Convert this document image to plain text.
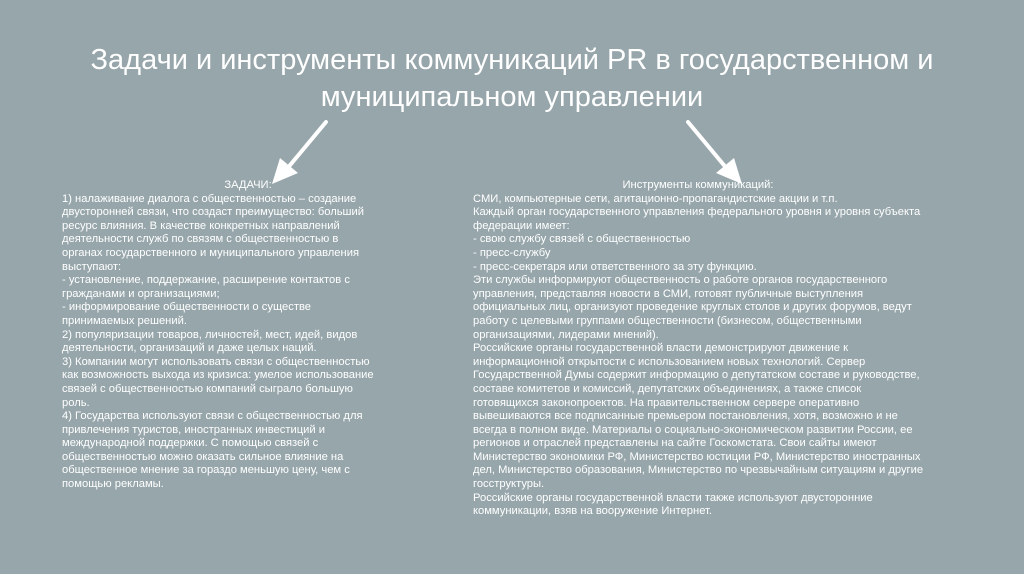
Задачи и инструменты коммуникаций PR в государственном и
муниципальном управлении

ЗАДАЧИ:

1) налаживание диалога с общественностью – создание

двусторонней связи, что создаст преимущество: больший

ресурс влияния. В качестве конкретных направлений

деятельности служб по связям с общественностью в

органах государственного и муниципального управления

выступают:

- установление, поддержание, расширение контактов с

гражданами и организациями;

- информирование общественности о существе

принимаемых решений.

2) популяризации товаров, личностей, мест, идей, видов

деятельности, организаций и даже целых наций.

3) Компании могут использовать связи с общественностью

как возможность выхода из кризиса: умелое использование

связей с общественностью компаний сыграло большую

роль.

4) Государства используют связи с общественностью для

привлечения туристов, иностранных инвестиций и

международной поддержки. С помощью связей с

общественностью можно оказать сильное влияние на

общественное мнение за гораздо меньшую цену, чем с

помощью рекламы.

Инструменты коммуникаций:

СМИ, компьютерные сети, агитационно-пропагандистские акции и т.п.

Каждый орган государственного управления федерального уровня и уровня субъекта

федерации имеет:

- свою службу связей с общественностью

- пресс-службу

- пресс-секретаря или ответственного за эту функцию.

Эти службы информируют общественность о работе органов государственного

управления, представляя новости в СМИ, готовят публичные выступления

официальных лиц, организуют проведение круглых столов и других форумов, ведут

работу с целевыми группами общественности (бизнесом, общественными

организациями, лидерами мнений).

Российские органы государственной власти демонстрируют движение к

информационной открытости с использованием новых технологий. Сервер

Государственной Думы содержит информацию о депутатском составе и руководстве,

составе комитетов и комиссий, депутатских объединениях, а также список

готовящихся законопроектов. На правительственном сервере оперативно

вывешиваются все подписанные премьером постановления, хотя, возможно и не

всегда в полном виде. Материалы о социально-экономическом развитии России, ее

регионов и отраслей представлены на сайте Госкомстата. Свои сайты имеют

Министерство экономики РФ, Министерство юстиции РФ, Министерство иностранных

дел, Министерство образования, Министерство по чрезвычайным ситуациям и другие

госструктуры.

Российские органы государственной власти также используют двусторонние

коммуникации, взяв на вооружение Интернет.
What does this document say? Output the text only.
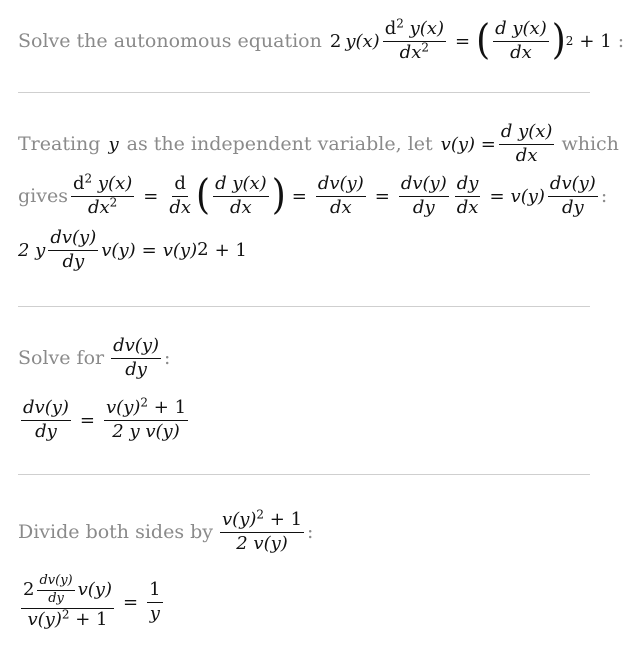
Solve the autonomous equation 2 $y(x) \frac{d^2 y(x)}{dx^2}$ = ( $\frac{\text{d y(x)}}{dx}$ ) 2 + 1 :
Treating y as the independent variable, let $v(y) = \frac{\text{d y(x)}}{dx}$ which
gives $\frac{d^2 y(x)}{dx^2} = \frac{d}{dx}$ ( $\frac{\text{d y(x)}}{dx}$ ) = $\frac{dv(y)}{dx} = \frac{dv(y)}{dy} \frac{dy}{dx} = v(y) \frac{dv(y)}{dy}$ :
2 y $\frac{dv(y)}{dy} v(y) = v(y) 2 + 1$
Solve for $\frac{dv(y)}{dy}$ :
$\frac{dv(y)}{dy} = \frac{v(y)^2 + 1}{\text{2 y v(y)}}$
Divide both sides by $\frac{v(y)^2 + 1}{2 v(y)}$ :
$\frac{2 \frac{dv(y)}{dy} v(y)}{v(y)^2 + 1} = \frac{1}{y}$
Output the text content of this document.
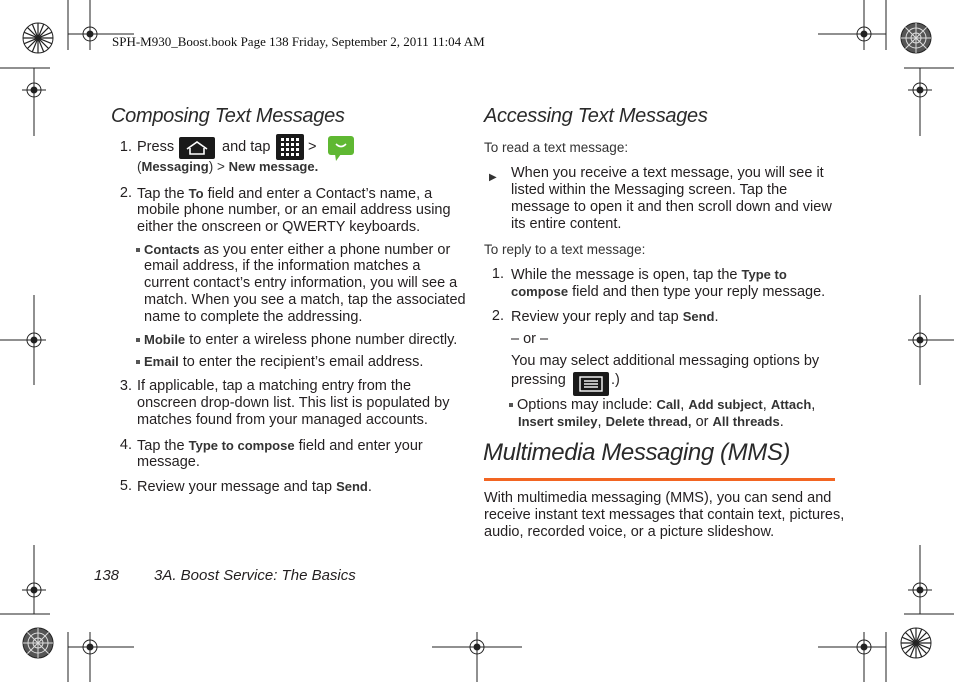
SPH-M930_Boost.book Page 138 Friday, September 2, 2011 11:04 AM
Composing Text Messages
1. Press	and tap	>
(Messaging) > New message.
2. Tap the To field and enter a Contact’s name, a
mobile phone number, or an email address using
either the onscreen or QWERTY keyboards.
Contacts as you enter either a phone number or
email address, if the information matches a
current contact’s entry information, you will see a
match. When you see a match, tap the associated
name to complete the addressing.
Mobile to enter a wireless phone number directly.
Email to enter the recipient’s email address.
3. If applicable, tap a matching entry from the
onscreen drop-down list. This list is populated by
matches found from your managed accounts.
4. Tap the Type to compose field and enter your
message.
5. Review your message and tap Send.
Accessing Text Messages
To read a text message:
▶ When you receive a text message, you will see it
listed within the Messaging screen. Tap the
message to open it and then scroll down and view
its entire content.
To reply to a text message:
1. While the message is open, tap the Type to
compose field and then type your reply message.
2. Review your reply and tap Send.
– or –
You may select additional messaging options by
pressing	.)
Options may include: Call, Add subject, Attach,
Insert smiley, Delete thread, or All threads.
Multimedia Messaging (MMS)
With multimedia messaging (MMS), you can send and
receive instant text messages that contain text, pictures,
audio, recorded voice, or a picture slideshow.
138 3A. Boost Service: The Basics
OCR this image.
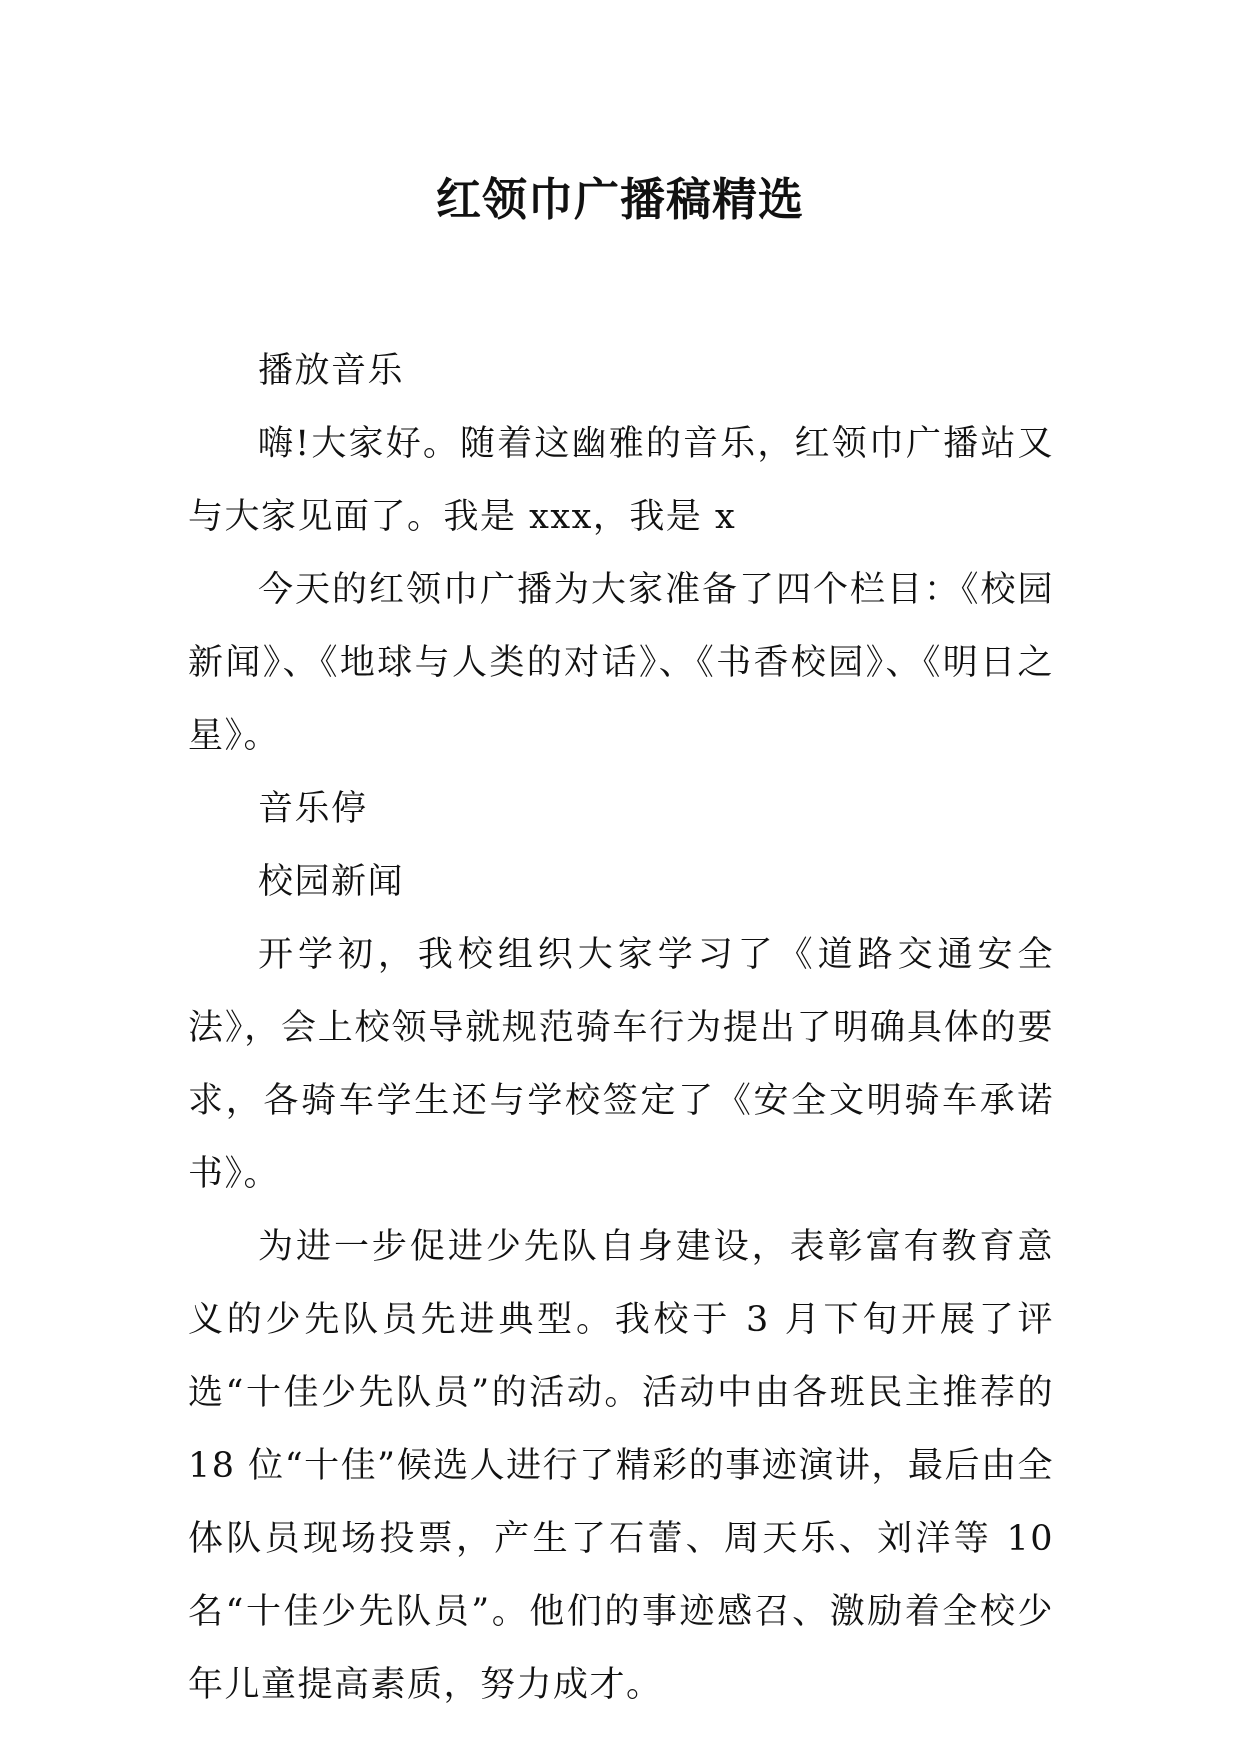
红领巾广播稿精选

播放音乐

嗨!大家好。随着这幽雅的音乐，红领巾广播站又与大家见面了。我是 xxx，我是 x

今天的红领巾广播为大家准备了四个栏目：《校园新闻》、《地球与人类的对话》、《书香校园》、《明日之星》。

音乐停

校园新闻

开学初，我校组织大家学习了《道路交通安全法》，会上校领导就规范骑车行为提出了明确具体的要求，各骑车学生还与学校签定了《安全文明骑车承诺书》。

为进一步促进少先队自身建设，表彰富有教育意义的少先队员先进典型。我校于 3 月下旬开展了评选“十佳少先队员”的活动。活动中由各班民主推荐的 18 位“十佳”候选人进行了精彩的事迹演讲，最后由全体队员现场投票，产生了石蕾、周天乐、刘洋等 10 名“十佳少先队员”。他们的事迹感召、激励着全校少年儿童提高素质，努力成才。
○ ○ ○ ○ ○
[Directions for this task]:
Only the lines from the line with "OCR this image." to the end of the records should be repeated, exactly and without pictures.

[Written solution]:
OCR this image.
红领巾广播稿精选

播放音乐

嗨!大家好。随着这幽雅的音乐，红领巾广播站又与大家见面了。我是 xxx，我是 x

今天的红领巾广播为大家准备了四个栏目：《校园新闻》、《地球与人类的对话》、《书香校园》、《明日之星》。

音乐停

校园新闻

开学初，我校组织大家学习了《道路交通安全法》，会上校领导就规范骑车行为提出了明确具体的要求，各骑车学生还与学校签定了《安全文明骑车承诺书》。

为进一步促进少先队自身建设，表彰富有教育意义的少先队员先进典型。我校于 3 月下旬开展了评选“十佳少先队员”的活动。活动中由各班民主推荐的 18 位“十佳”候选人进行了精彩的事迹演讲，最后由全体队员现场投票，产生了石蕾、周天乐、刘洋等 10 名“十佳少先队员”。他们的事迹感召、激励着全校少年儿童提高素质，努力成才。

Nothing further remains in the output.